● **Saved data entries**
## BEGIN

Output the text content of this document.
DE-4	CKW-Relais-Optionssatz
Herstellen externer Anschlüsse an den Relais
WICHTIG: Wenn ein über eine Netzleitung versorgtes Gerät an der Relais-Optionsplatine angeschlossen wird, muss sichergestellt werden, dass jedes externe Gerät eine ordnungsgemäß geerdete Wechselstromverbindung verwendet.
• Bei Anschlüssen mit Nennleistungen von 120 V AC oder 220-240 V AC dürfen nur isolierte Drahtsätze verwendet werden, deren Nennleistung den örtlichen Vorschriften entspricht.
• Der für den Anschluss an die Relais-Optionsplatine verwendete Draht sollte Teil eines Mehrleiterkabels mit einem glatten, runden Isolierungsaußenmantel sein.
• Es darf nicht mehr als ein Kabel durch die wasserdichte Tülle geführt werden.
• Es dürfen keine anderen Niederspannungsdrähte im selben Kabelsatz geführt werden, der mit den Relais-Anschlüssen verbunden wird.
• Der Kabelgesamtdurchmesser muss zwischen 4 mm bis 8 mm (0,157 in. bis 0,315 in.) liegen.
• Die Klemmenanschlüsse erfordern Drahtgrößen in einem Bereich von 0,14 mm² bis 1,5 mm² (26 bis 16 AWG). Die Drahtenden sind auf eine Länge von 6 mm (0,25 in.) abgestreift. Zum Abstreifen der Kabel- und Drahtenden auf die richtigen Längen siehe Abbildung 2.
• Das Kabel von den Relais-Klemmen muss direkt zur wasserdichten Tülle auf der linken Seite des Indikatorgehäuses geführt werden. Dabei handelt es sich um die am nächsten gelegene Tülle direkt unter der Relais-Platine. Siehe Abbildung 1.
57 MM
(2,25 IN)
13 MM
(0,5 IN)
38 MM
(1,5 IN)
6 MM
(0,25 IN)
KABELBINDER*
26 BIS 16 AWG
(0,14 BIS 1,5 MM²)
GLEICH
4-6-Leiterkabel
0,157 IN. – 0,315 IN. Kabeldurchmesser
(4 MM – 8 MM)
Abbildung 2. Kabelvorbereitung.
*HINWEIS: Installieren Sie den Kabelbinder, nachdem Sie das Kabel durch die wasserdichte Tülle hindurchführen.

## END

● **Stated problem**
Your task is to repeat each line of the material exactly.

● **The completed task**
Output the text content of this document.
DE-4	CKW-Relais-Optionssatz
Herstellen externer Anschlüsse an den Relais
WICHTIG: Wenn ein über eine Netzleitung versorgtes Gerät an der Relais-Optionsplatine angeschlossen wird, muss sichergestellt werden, dass jedes externe Gerät eine ordnungsgemäß geerdete Wechselstromverbindung verwendet.
• Bei Anschlüssen mit Nennleistungen von 120 V AC oder 220-240 V AC dürfen nur isolierte Drahtsätze verwendet werden, deren Nennleistung den örtlichen Vorschriften entspricht.
• Der für den Anschluss an die Relais-Optionsplatine verwendete Draht sollte Teil eines Mehrleiterkabels mit einem glatten, runden Isolierungsaußenmantel sein.
• Es darf nicht mehr als ein Kabel durch die wasserdichte Tülle geführt werden.
• Es dürfen keine anderen Niederspannungsdrähte im selben Kabelsatz geführt werden, der mit den Relais-Anschlüssen verbunden wird.
• Der Kabelgesamtdurchmesser muss zwischen 4 mm bis 8 mm (0,157 in. bis 0,315 in.) liegen.
• Die Klemmenanschlüsse erfordern Drahtgrößen in einem Bereich von 0,14 mm² bis 1,5 mm² (26 bis 16 AWG). Die Drahtenden sind auf eine Länge von 6 mm (0,25 in.) abgestreift. Zum Abstreifen der Kabel- und Drahtenden auf die richtigen Längen siehe Abbildung 2.
• Das Kabel von den Relais-Klemmen muss direkt zur wasserdichten Tülle auf der linken Seite des Indikatorgehäuses geführt werden. Dabei handelt es sich um die am nächsten gelegene Tülle direkt unter der Relais-Platine. Siehe Abbildung 1.
57 MM
(2,25 IN)
13 MM
(0,5 IN)
38 MM
(1,5 IN)
6 MM
(0,25 IN)
KABELBINDER*
26 BIS 16 AWG
(0,14 BIS 1,5 MM²)
GLEICH
4-6-Leiterkabel
0,157 IN. – 0,315 IN. Kabeldurchmesser
(4 MM – 8 MM)
Abbildung 2. Kabelvorbereitung.
*HINWEIS: Installieren Sie den Kabelbinder, nachdem Sie das Kabel durch die wasserdichte Tülle hindurchführen.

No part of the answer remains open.